— Start DATASET RECORDS —
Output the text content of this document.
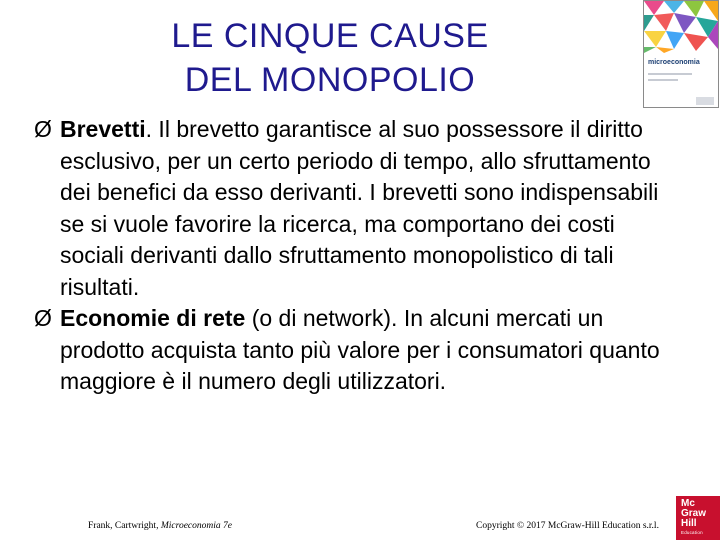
LE CINQUE CAUSE
DEL MONOPOLIO	microeconomia
Ø Brevetti. Il brevetto garantisce al suo possessore il diritto esclusivo, per un certo periodo di tempo, allo sfruttamento dei benefici da esso derivanti. I brevetti sono indispensabili se si vuole favorire la ricerca, ma comportano dei costi sociali derivanti dallo sfruttamento monopolistico di tali risultati.
Ø Economie di rete (o di network). In alcuni mercati un prodotto acquista tanto più valore per i consumatori quanto maggiore è il numero degli utilizzatori.
Frank, Cartwright, Microeconomia 7e	Copyright © 2017 McGraw-Hill Education s.r.l.
Mc
Graw
Hill
Education
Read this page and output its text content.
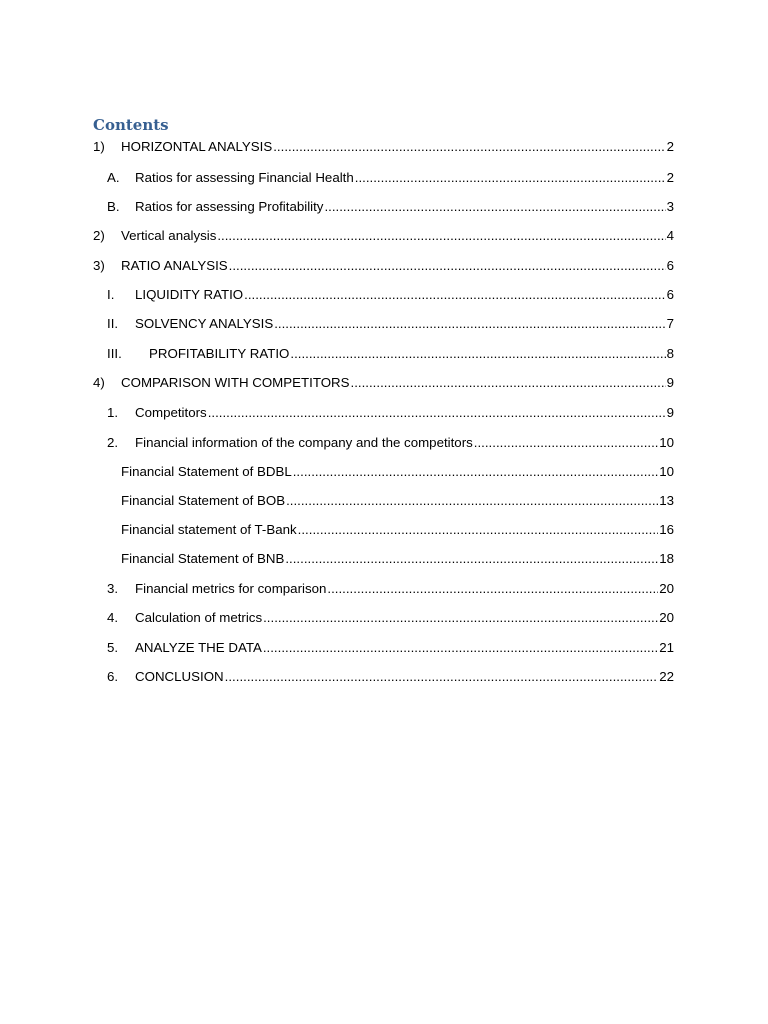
Contents
1)	HORIZONTAL ANALYSIS .....	2
A.	Ratios for assessing Financial Health .....	2
B.	Ratios for assessing Profitability .....	3
2)	Vertical analysis .....	4
3)	RATIO ANALYSIS .....	6
I.	LIQUIDITY RATIO .....	6
II.	SOLVENCY ANALYSIS .....	7
III.	PROFITABILITY RATIO .....	8
4)	COMPARISON WITH COMPETITORS .....	9
1.	Competitors .....	9
2.	Financial information of the company and the competitors .....	10
Financial Statement of BDBL .....	10
Financial Statement of BOB .....	13
Financial statement of T-Bank .....	16
Financial Statement of BNB .....	18
3.	Financial metrics for comparison .....	20
4.	Calculation of metrics .....	20
5.	ANALYZE THE DATA .....	21
6.	CONCLUSION .....	22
— End DATASET RECORDS —
*WHAT YOU HAVE TO DO*:
Only lines with the word "Financial" should be collected from the material.

*WRITTEN ANSWER*:
A.	Ratios for assessing Financial Health .....	2
2.	Financial information of the company and the competitors .....	10
Financial Statement of BDBL .....	10
Financial Statement of BOB .....	13
Financial statement of T-Bank .....	16
Financial Statement of BNB .....	18
3.	Financial metrics for comparison .....	20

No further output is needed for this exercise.